> Data provided:
#####

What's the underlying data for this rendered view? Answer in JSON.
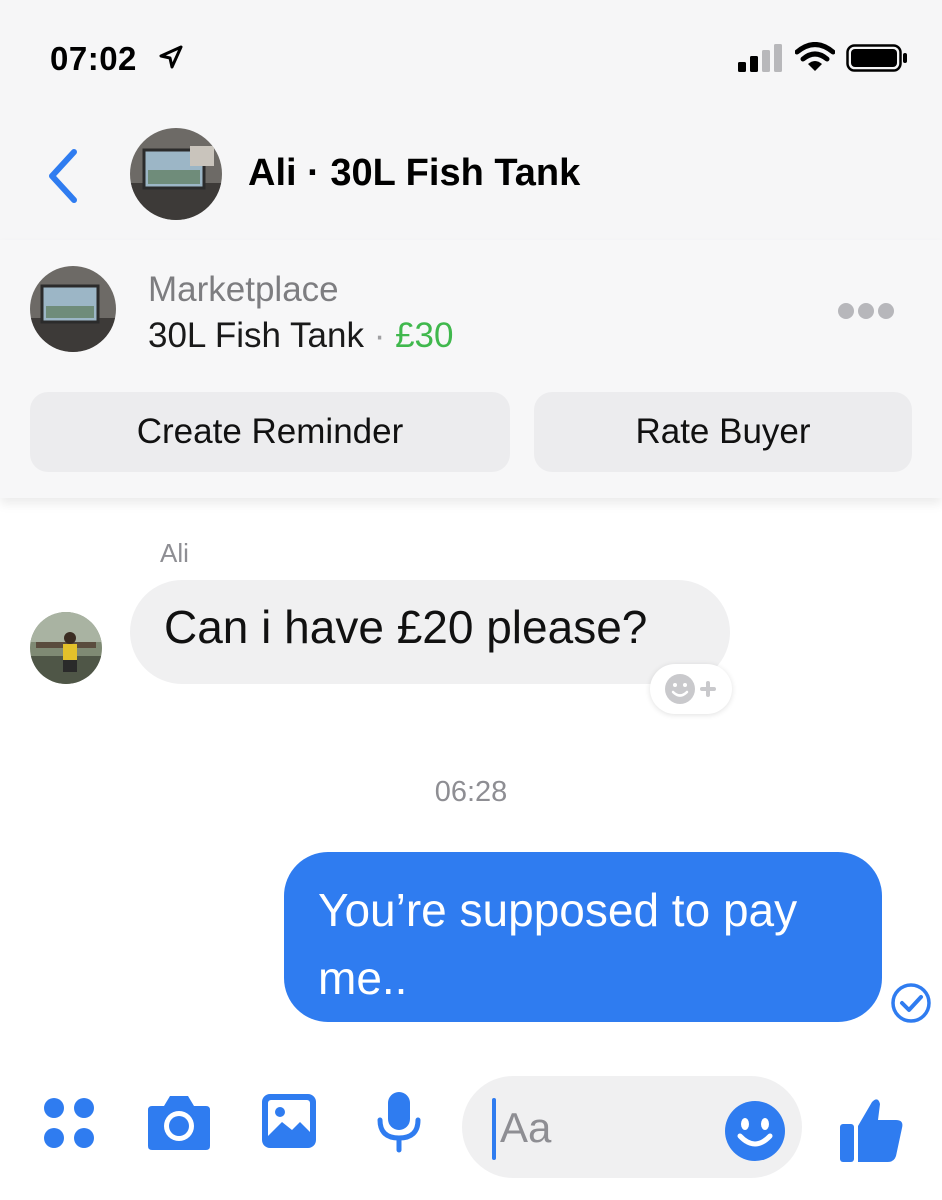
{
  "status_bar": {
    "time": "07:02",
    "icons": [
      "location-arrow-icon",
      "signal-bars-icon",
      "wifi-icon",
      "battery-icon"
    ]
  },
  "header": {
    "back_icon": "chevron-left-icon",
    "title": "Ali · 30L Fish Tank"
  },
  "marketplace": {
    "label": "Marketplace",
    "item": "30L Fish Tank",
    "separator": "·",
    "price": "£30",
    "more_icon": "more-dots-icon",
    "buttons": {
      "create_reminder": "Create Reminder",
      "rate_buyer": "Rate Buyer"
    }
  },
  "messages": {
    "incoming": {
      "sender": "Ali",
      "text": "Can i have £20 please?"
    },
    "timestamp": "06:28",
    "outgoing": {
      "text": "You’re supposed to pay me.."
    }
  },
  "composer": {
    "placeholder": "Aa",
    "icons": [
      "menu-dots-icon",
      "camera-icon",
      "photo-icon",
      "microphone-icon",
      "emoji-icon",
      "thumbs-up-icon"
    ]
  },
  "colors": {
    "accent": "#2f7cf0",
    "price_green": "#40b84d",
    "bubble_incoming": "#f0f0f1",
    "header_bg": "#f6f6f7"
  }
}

#####

> What is being asked: Set down all the entries exactly as they appear, but skip any pictures.

> Response to the exercise:
What's the underlying data for this rendered view? Answer in JSON.
{
  "status_bar": {
    "time": "07:02",
    "icons": [
      "location-arrow-icon",
      "signal-bars-icon",
      "wifi-icon",
      "battery-icon"
    ]
  },
  "header": {
    "back_icon": "chevron-left-icon",
    "title": "Ali · 30L Fish Tank"
  },
  "marketplace": {
    "label": "Marketplace",
    "item": "30L Fish Tank",
    "separator": "·",
    "price": "£30",
    "more_icon": "more-dots-icon",
    "buttons": {
      "create_reminder": "Create Reminder",
      "rate_buyer": "Rate Buyer"
    }
  },
  "messages": {
    "incoming": {
      "sender": "Ali",
      "text": "Can i have £20 please?"
    },
    "timestamp": "06:28",
    "outgoing": {
      "text": "You’re supposed to pay me.."
    }
  },
  "composer": {
    "placeholder": "Aa",
    "icons": [
      "menu-dots-icon",
      "camera-icon",
      "photo-icon",
      "microphone-icon",
      "emoji-icon",
      "thumbs-up-icon"
    ]
  },
  "colors": {
    "accent": "#2f7cf0",
    "price_green": "#40b84d",
    "bubble_incoming": "#f0f0f1",
    "header_bg": "#f6f6f7"
  }
}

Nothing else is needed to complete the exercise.